What the task asks:
Your task is to tally the lines of the listing containing the word "title" and report the figure alone.

[Start Record set]

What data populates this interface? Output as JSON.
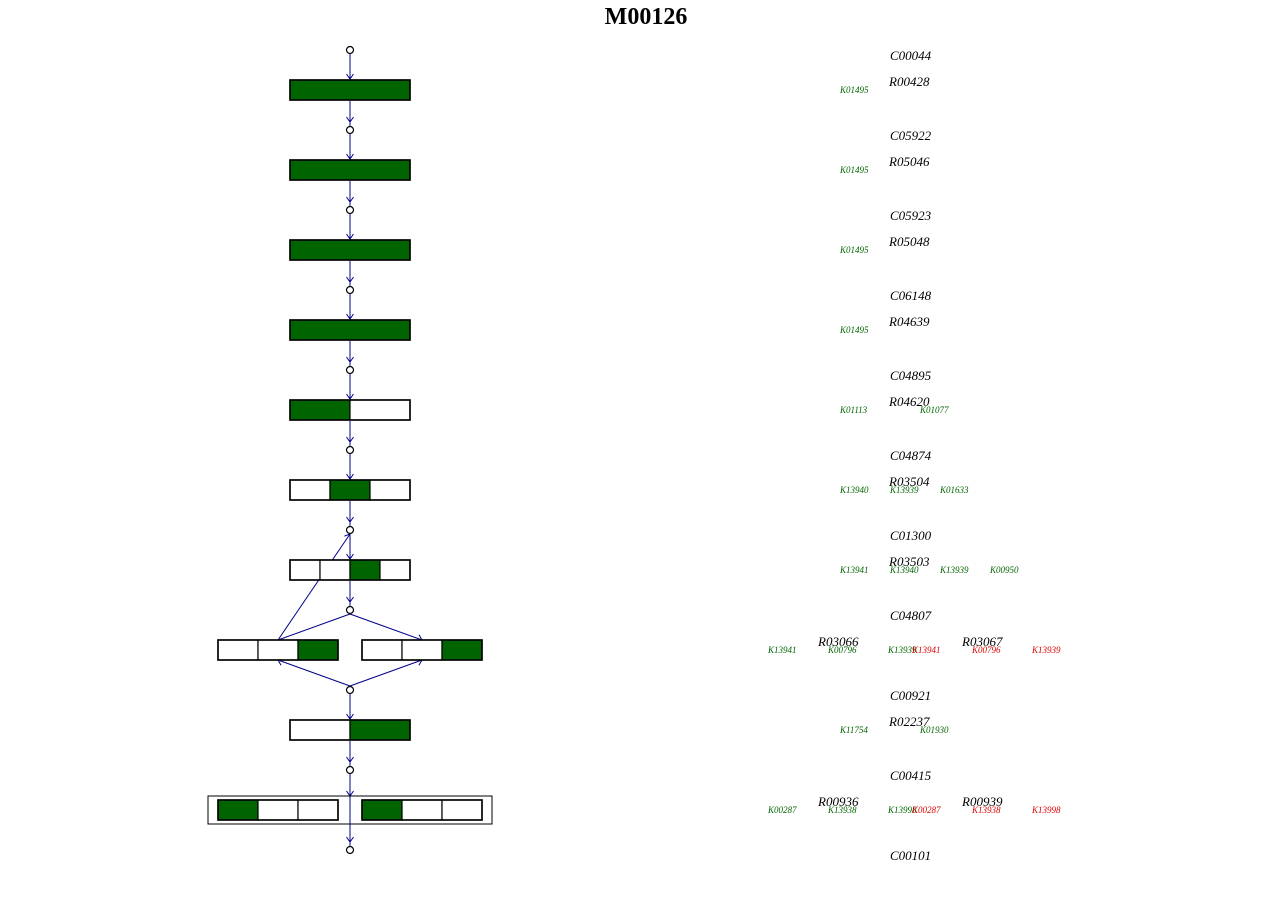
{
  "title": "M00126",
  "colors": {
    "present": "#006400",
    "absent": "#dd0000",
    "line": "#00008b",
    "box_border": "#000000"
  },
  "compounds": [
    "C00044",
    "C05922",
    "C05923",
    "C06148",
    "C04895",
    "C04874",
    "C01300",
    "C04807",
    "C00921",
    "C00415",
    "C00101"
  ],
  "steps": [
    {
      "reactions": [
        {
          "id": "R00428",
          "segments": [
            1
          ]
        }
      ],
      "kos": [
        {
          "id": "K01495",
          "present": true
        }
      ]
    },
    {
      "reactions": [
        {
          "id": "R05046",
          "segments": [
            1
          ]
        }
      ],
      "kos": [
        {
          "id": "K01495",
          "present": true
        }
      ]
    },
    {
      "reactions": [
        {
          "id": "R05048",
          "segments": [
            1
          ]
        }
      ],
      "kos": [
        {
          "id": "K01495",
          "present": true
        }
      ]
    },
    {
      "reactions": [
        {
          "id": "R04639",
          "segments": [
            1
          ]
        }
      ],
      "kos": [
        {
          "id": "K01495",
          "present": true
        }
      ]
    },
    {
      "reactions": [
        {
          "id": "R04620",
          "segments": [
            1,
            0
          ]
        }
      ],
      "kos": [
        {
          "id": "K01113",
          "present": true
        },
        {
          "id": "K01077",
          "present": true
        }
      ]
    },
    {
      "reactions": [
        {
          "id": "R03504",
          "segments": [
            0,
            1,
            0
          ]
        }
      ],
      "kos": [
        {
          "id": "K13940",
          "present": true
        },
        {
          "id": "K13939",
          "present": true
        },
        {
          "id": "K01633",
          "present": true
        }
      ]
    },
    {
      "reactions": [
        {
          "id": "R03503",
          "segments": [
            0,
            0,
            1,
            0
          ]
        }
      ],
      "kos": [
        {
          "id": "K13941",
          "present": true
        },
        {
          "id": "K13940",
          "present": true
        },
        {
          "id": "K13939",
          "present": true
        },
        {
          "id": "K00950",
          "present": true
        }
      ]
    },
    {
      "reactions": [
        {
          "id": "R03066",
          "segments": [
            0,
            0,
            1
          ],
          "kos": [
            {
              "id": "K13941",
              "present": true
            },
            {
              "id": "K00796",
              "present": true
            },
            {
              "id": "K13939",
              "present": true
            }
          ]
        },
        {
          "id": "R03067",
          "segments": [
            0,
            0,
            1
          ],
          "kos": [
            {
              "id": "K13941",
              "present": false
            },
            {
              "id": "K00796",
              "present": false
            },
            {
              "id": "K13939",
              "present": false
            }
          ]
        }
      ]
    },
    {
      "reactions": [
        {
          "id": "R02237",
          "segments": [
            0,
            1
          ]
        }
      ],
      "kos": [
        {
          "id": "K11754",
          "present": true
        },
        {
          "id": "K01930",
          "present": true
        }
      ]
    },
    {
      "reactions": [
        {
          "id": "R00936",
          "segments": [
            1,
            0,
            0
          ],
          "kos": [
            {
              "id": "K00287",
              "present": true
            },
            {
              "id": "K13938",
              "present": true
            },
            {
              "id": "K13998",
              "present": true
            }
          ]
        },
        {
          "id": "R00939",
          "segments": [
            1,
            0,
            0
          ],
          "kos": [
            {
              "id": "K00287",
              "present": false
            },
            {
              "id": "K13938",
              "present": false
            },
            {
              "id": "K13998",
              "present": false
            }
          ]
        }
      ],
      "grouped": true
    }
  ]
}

[End Record set]
[Start Record set]

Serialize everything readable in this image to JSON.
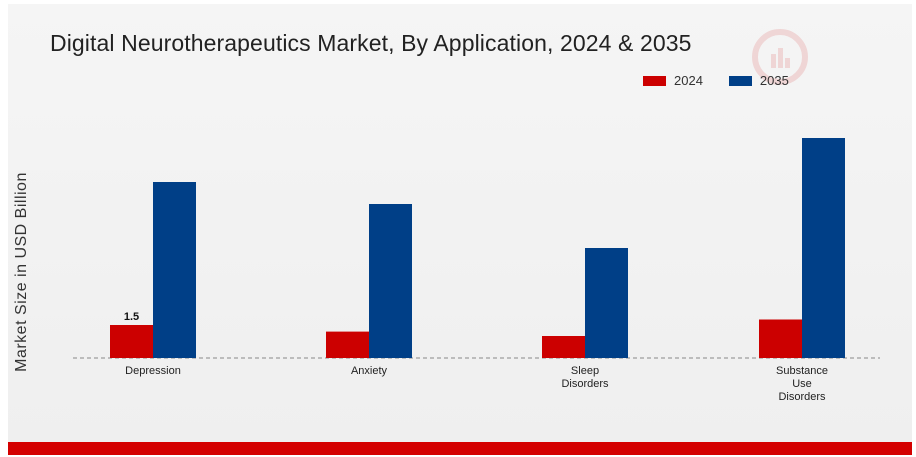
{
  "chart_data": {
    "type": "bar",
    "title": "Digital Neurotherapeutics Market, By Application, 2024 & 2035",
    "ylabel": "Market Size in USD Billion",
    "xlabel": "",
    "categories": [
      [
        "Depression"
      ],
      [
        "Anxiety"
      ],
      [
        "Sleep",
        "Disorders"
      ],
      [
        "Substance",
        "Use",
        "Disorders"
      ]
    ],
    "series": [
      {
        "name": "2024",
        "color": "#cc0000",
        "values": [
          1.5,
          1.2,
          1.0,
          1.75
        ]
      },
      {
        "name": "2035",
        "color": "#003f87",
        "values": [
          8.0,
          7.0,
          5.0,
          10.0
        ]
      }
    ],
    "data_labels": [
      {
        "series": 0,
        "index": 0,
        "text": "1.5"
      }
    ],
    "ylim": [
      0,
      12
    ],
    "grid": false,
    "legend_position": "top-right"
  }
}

[End Record set]
[Start Record set]

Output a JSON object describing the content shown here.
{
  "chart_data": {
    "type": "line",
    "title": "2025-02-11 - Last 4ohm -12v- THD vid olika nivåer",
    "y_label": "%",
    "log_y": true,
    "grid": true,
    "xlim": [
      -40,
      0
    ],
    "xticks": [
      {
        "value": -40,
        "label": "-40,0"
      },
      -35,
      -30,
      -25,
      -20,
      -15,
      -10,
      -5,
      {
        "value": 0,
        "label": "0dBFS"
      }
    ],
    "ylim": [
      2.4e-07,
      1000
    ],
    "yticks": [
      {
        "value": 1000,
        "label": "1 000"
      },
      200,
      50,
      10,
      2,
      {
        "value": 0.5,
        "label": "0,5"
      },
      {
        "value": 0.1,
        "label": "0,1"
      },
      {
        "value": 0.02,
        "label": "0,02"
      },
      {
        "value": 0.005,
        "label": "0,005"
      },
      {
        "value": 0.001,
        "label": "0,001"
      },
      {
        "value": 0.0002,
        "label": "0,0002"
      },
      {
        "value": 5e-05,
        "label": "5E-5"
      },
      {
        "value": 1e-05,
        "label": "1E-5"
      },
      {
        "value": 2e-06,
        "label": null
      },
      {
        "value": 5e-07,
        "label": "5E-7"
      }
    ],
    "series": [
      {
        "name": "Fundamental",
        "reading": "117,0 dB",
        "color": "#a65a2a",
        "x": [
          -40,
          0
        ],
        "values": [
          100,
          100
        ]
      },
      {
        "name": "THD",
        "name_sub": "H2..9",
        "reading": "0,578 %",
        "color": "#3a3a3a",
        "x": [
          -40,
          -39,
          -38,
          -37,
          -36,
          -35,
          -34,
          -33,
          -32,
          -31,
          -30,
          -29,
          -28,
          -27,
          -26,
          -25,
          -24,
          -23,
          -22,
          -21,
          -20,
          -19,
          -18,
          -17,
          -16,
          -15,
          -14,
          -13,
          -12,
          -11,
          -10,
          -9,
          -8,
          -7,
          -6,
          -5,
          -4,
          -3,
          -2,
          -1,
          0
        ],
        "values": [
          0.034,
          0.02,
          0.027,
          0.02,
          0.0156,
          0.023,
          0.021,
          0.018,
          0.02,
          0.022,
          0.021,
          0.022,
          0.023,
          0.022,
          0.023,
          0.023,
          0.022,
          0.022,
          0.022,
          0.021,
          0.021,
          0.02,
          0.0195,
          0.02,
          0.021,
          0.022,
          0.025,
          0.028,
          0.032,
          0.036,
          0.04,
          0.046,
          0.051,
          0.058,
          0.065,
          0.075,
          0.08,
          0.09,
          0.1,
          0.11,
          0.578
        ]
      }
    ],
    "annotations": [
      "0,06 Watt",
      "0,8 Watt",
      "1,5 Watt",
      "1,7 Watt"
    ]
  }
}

[End Record set]

Output:
3